-- Start DATASET EXCERPTS --

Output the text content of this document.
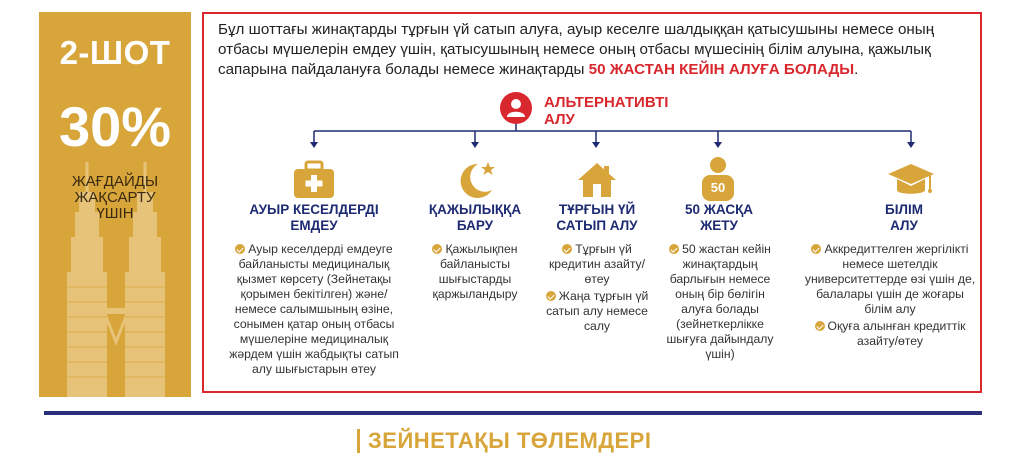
2-ШОТ
30%
ЖАҒДАЙДЫ
ЖАҚСАРТУ
ҮШІН
Бұл шоттағы жинақтарды тұрғын үй сатып алуға, ауыр кеселге шалдыққан қатысушыны немесе оның отбасы мүшелерін емдеу үшін, қатысушының немесе оның отбасы мүшесінің білім алуына, қажылық сапарына пайдалануға болады немесе жинақтарды 50 ЖАСТАН КЕЙІН АЛУҒА БОЛАДЫ.
АЛЬТЕРНАТИВТІ
АЛУ
АУЫР КЕСЕЛДЕРДІ
ЕМДЕУ
Ауыр кеселдерді емдеуге байланысты медициналық қызмет көрсету (Зейнетақы қорымен бекітілген) және/ немесе салымшының өзіне, сонымен қатар оның отбасы мүшелеріне медициналық жәрдем үшін жабдықты сатып алу шығыстарын өтеу
ҚАЖЫЛЫҚҚА
БАРУ
Қажылықпен байланысты шығыстарды қаржыландыру
ТҰРҒЫН ҮЙ
САТЫП АЛУ
Тұрғын үй кредитин азайту/ өтеу
Жаңа тұрғын үй сатып алу немесе салу
50
50 ЖАСҚА
ЖЕТУ
50 жастан кейін жинақтардың барлығын немесе оның бір бөлігін алуға болады (зейнеткерлікке шығуға дайындалу үшін)
БІЛІМ
АЛУ
Аккредиттелген жергілікті немесе шетелдік университеттерде өзі үшін де, балалары үшін де жоғары білім алу
Оқуға алынған кредиттік азайту/өтеу
ЗЕЙНЕТАҚЫ ТӨЛЕМДЕРІ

-- End DATASET EXCERPTS --

### AIM
In your copy, repeat each record exactly and include no pictures.

### RESULT OF THE EXERCISE
Output the text content of this document.
2-ШОТ
30%
ЖАҒДАЙДЫ
ЖАҚСАРТУ
ҮШІН
Бұл шоттағы жинақтарды тұрғын үй сатып алуға, ауыр кеселге шалдыққан қатысушыны немесе оның отбасы мүшелерін емдеу үшін, қатысушының немесе оның отбасы мүшесінің білім алуына, қажылық сапарына пайдалануға болады немесе жинақтарды 50 ЖАСТАН КЕЙІН АЛУҒА БОЛАДЫ.
АЛЬТЕРНАТИВТІ
АЛУ
АУЫР КЕСЕЛДЕРДІ
ЕМДЕУ
Ауыр кеселдерді емдеуге байланысты медициналық қызмет көрсету (Зейнетақы қорымен бекітілген) және/ немесе салымшының өзіне, сонымен қатар оның отбасы мүшелеріне медициналық жәрдем үшін жабдықты сатып алу шығыстарын өтеу
ҚАЖЫЛЫҚҚА
БАРУ
Қажылықпен байланысты шығыстарды қаржыландыру
ТҰРҒЫН ҮЙ
САТЫП АЛУ
Тұрғын үй кредитин азайту/ өтеу
Жаңа тұрғын үй сатып алу немесе салу
50
50 ЖАСҚА
ЖЕТУ
50 жастан кейін жинақтардың барлығын немесе оның бір бөлігін алуға болады (зейнеткерлікке шығуға дайындалу үшін)
БІЛІМ
АЛУ
Аккредиттелген жергілікті немесе шетелдік университеттерде өзі үшін де, балалары үшін де жоғары білім алу
Оқуға алынған кредиттік азайту/өтеу
ЗЕЙНЕТАҚЫ ТӨЛЕМДЕРІ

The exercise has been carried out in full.